**What to work on**.
Pull each line holding the word "effector" from the data.

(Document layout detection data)
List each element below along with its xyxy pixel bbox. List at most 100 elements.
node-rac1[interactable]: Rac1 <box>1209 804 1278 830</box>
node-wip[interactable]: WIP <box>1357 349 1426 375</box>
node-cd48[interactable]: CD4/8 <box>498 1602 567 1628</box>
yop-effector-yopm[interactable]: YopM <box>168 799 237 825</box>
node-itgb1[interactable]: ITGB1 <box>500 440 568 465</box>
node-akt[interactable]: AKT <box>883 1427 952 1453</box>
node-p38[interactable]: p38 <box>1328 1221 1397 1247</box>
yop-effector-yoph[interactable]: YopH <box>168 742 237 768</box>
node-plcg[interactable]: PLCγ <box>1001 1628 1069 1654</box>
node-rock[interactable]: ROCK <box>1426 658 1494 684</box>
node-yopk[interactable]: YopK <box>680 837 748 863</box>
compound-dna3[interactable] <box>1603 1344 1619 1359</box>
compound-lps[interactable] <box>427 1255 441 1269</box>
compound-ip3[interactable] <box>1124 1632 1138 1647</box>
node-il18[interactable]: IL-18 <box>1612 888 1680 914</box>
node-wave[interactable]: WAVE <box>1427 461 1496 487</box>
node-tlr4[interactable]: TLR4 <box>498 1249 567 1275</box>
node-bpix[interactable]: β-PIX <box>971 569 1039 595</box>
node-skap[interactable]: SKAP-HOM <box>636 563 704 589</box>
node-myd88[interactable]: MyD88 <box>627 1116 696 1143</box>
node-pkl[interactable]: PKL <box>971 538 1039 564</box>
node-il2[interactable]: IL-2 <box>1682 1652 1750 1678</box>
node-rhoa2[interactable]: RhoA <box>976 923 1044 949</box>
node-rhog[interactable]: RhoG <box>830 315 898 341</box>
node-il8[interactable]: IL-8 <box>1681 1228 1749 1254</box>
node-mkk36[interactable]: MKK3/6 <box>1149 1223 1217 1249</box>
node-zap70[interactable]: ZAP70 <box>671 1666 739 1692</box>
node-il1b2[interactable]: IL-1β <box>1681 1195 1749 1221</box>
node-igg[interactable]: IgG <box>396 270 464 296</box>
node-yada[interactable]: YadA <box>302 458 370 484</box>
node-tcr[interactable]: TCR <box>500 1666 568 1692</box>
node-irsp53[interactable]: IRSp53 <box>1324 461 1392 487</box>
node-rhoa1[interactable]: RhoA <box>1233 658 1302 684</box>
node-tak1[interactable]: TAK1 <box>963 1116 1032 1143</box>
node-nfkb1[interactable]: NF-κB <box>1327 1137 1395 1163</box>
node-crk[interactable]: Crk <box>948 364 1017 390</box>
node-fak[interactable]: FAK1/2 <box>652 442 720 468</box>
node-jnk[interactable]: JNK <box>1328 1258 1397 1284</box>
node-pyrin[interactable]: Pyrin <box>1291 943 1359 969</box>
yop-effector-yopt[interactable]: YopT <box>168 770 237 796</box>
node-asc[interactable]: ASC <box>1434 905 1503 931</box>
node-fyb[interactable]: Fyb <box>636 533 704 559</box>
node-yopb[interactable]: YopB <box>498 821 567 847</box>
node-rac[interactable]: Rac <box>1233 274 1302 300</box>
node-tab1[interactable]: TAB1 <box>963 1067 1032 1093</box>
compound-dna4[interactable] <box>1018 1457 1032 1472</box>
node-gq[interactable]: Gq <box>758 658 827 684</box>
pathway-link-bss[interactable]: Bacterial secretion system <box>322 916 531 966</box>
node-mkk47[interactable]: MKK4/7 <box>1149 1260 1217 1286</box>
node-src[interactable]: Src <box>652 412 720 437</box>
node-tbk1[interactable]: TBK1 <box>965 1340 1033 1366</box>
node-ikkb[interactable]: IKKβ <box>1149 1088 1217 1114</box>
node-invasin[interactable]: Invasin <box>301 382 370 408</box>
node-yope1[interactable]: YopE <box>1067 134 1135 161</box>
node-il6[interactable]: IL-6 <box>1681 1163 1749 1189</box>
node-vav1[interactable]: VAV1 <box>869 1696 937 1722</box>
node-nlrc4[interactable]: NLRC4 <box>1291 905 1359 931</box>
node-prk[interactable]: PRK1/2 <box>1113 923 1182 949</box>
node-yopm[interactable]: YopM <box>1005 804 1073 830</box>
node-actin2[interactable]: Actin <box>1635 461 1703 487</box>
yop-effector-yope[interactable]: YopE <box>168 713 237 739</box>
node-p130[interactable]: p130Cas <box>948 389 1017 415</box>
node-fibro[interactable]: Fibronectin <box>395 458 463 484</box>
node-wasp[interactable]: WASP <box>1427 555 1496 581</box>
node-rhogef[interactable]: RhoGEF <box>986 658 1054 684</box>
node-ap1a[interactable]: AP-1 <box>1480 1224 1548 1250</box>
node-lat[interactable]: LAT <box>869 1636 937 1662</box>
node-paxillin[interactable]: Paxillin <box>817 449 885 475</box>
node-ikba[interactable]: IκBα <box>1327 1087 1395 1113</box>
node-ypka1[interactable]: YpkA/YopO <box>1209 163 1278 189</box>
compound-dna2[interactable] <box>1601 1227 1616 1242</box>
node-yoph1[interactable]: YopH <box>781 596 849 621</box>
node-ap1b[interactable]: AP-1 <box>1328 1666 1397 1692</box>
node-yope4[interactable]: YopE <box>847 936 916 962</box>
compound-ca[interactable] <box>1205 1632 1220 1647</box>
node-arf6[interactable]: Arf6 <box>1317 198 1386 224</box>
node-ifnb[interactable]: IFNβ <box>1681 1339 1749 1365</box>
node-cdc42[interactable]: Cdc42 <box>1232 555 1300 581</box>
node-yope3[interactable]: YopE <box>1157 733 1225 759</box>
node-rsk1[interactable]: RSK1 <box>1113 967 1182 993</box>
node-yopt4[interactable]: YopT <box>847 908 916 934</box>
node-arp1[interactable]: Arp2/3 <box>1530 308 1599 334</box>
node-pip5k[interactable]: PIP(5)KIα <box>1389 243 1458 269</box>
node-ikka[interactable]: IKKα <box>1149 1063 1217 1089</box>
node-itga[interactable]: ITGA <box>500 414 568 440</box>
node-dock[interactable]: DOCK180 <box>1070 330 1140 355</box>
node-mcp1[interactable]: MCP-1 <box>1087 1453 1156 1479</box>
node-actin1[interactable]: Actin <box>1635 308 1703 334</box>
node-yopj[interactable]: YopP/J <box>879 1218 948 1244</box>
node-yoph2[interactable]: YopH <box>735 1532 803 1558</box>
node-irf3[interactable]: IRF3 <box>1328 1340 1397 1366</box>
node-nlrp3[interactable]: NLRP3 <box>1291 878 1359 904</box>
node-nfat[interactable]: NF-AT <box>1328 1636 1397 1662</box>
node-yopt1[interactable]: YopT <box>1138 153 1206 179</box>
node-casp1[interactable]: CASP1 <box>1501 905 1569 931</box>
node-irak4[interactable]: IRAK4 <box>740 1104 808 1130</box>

**Final answer**.
yop-effector-yopm[interactable]: YopM <box>168 799 237 825</box>
yop-effector-yoph[interactable]: YopH <box>168 742 237 768</box>
yop-effector-yopt[interactable]: YopT <box>168 770 237 796</box>
yop-effector-yope[interactable]: YopE <box>168 713 237 739</box>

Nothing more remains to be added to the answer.